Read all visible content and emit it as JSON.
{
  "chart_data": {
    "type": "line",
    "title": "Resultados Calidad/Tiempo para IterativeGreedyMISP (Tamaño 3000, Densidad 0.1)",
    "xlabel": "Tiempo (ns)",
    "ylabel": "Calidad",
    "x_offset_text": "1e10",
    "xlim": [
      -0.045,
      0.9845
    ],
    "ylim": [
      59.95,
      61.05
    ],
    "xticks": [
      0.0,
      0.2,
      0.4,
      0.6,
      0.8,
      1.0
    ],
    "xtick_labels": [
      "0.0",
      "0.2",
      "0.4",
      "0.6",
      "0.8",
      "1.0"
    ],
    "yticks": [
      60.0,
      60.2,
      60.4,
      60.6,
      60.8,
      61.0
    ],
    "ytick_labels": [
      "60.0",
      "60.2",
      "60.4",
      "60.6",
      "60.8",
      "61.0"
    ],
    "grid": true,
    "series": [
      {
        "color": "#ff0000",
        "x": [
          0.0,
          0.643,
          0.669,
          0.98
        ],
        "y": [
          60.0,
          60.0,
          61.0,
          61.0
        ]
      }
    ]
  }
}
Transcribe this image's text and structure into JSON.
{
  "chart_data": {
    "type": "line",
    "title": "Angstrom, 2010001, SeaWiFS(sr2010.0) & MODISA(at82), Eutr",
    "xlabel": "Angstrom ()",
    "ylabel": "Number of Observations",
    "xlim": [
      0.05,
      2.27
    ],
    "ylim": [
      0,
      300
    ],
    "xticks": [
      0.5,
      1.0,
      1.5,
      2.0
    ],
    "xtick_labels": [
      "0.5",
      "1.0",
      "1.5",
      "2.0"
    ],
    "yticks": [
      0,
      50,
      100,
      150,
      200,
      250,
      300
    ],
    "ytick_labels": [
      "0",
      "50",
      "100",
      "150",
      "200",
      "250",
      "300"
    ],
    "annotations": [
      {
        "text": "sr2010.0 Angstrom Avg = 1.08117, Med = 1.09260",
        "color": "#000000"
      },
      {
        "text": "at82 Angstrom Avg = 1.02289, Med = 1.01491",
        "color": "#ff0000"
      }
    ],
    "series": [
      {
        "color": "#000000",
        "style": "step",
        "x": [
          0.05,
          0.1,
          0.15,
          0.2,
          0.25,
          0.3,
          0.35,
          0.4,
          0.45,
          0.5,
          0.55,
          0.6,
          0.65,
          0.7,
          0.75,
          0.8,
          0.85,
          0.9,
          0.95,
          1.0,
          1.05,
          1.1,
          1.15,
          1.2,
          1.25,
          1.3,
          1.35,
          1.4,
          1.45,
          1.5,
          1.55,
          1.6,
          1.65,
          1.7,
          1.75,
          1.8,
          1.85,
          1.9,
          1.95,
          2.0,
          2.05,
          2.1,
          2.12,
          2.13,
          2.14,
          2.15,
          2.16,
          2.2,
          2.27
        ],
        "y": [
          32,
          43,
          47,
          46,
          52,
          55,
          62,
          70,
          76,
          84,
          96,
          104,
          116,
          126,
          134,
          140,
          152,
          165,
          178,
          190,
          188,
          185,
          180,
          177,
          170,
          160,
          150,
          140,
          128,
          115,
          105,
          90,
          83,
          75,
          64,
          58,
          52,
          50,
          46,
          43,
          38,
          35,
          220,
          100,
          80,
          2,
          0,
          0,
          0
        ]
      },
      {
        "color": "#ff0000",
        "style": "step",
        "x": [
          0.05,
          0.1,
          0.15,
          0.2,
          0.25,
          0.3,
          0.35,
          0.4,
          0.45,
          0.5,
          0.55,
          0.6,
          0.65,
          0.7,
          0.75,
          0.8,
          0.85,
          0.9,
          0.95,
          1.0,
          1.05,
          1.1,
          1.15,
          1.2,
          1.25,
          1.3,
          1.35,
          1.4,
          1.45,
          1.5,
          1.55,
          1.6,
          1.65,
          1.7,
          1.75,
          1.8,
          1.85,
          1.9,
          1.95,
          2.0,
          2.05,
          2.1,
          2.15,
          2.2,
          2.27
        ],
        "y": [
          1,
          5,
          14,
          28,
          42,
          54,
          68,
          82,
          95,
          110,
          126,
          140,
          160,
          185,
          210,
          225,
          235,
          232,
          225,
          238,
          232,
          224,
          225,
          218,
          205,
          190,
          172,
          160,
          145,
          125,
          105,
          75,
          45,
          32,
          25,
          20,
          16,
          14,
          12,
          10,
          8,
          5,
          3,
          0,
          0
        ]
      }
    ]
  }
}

:: PROBLEM TO SOLVE ::
Every line of the records above needs to be given again exactly.

:: WRITTEN ANSWER ::
Read all visible content and emit it as JSON.
{
  "chart_data": {
    "type": "line",
    "title": "Resultados Calidad/Tiempo para IterativeGreedyMISP (Tamaño 3000, Densidad 0.1)",
    "xlabel": "Tiempo (ns)",
    "ylabel": "Calidad",
    "x_offset_text": "1e10",
    "xlim": [
      -0.045,
      0.9845
    ],
    "ylim": [
      59.95,
      61.05
    ],
    "xticks": [
      0.0,
      0.2,
      0.4,
      0.6,
      0.8,
      1.0
    ],
    "xtick_labels": [
      "0.0",
      "0.2",
      "0.4",
      "0.6",
      "0.8",
      "1.0"
    ],
    "yticks": [
      60.0,
      60.2,
      60.4,
      60.6,
      60.8,
      61.0
    ],
    "ytick_labels": [
      "60.0",
      "60.2",
      "60.4",
      "60.6",
      "60.8",
      "61.0"
    ],
    "grid": true,
    "series": [
      {
        "color": "#ff0000",
        "x": [
          0.0,
          0.643,
          0.669,
          0.98
        ],
        "y": [
          60.0,
          60.0,
          61.0,
          61.0
        ]
      }
    ]
  }
}
Transcribe this image's text and structure into JSON.
{
  "chart_data": {
    "type": "line",
    "title": "Angstrom, 2010001, SeaWiFS(sr2010.0) & MODISA(at82), Eutr",
    "xlabel": "Angstrom ()",
    "ylabel": "Number of Observations",
    "xlim": [
      0.05,
      2.27
    ],
    "ylim": [
      0,
      300
    ],
    "xticks": [
      0.5,
      1.0,
      1.5,
      2.0
    ],
    "xtick_labels": [
      "0.5",
      "1.0",
      "1.5",
      "2.0"
    ],
    "yticks": [
      0,
      50,
      100,
      150,
      200,
      250,
      300
    ],
    "ytick_labels": [
      "0",
      "50",
      "100",
      "150",
      "200",
      "250",
      "300"
    ],
    "annotations": [
      {
        "text": "sr2010.0 Angstrom Avg = 1.08117, Med = 1.09260",
        "color": "#000000"
      },
      {
        "text": "at82 Angstrom Avg = 1.02289, Med = 1.01491",
        "color": "#ff0000"
      }
    ],
    "series": [
      {
        "color": "#000000",
        "style": "step",
        "x": [
          0.05,
          0.1,
          0.15,
          0.2,
          0.25,
          0.3,
          0.35,
          0.4,
          0.45,
          0.5,
          0.55,
          0.6,
          0.65,
          0.7,
          0.75,
          0.8,
          0.85,
          0.9,
          0.95,
          1.0,
          1.05,
          1.1,
          1.15,
          1.2,
          1.25,
          1.3,
          1.35,
          1.4,
          1.45,
          1.5,
          1.55,
          1.6,
          1.65,
          1.7,
          1.75,
          1.8,
          1.85,
          1.9,
          1.95,
          2.0,
          2.05,
          2.1,
          2.12,
          2.13,
          2.14,
          2.15,
          2.16,
          2.2,
          2.27
        ],
        "y": [
          32,
          43,
          47,
          46,
          52,
          55,
          62,
          70,
          76,
          84,
          96,
          104,
          116,
          126,
          134,
          140,
          152,
          165,
          178,
          190,
          188,
          185,
          180,
          177,
          170,
          160,
          150,
          140,
          128,
          115,
          105,
          90,
          83,
          75,
          64,
          58,
          52,
          50,
          46,
          43,
          38,
          35,
          220,
          100,
          80,
          2,
          0,
          0,
          0
        ]
      },
      {
        "color": "#ff0000",
        "style": "step",
        "x": [
          0.05,
          0.1,
          0.15,
          0.2,
          0.25,
          0.3,
          0.35,
          0.4,
          0.45,
          0.5,
          0.55,
          0.6,
          0.65,
          0.7,
          0.75,
          0.8,
          0.85,
          0.9,
          0.95,
          1.0,
          1.05,
          1.1,
          1.15,
          1.2,
          1.25,
          1.3,
          1.35,
          1.4,
          1.45,
          1.5,
          1.55,
          1.6,
          1.65,
          1.7,
          1.75,
          1.8,
          1.85,
          1.9,
          1.95,
          2.0,
          2.05,
          2.1,
          2.15,
          2.2,
          2.27
        ],
        "y": [
          1,
          5,
          14,
          28,
          42,
          54,
          68,
          82,
          95,
          110,
          126,
          140,
          160,
          185,
          210,
          225,
          235,
          232,
          225,
          238,
          232,
          224,
          225,
          218,
          205,
          190,
          172,
          160,
          145,
          125,
          105,
          75,
          45,
          32,
          25,
          20,
          16,
          14,
          12,
          10,
          8,
          5,
          3,
          0,
          0
        ]
      }
    ]
  }
}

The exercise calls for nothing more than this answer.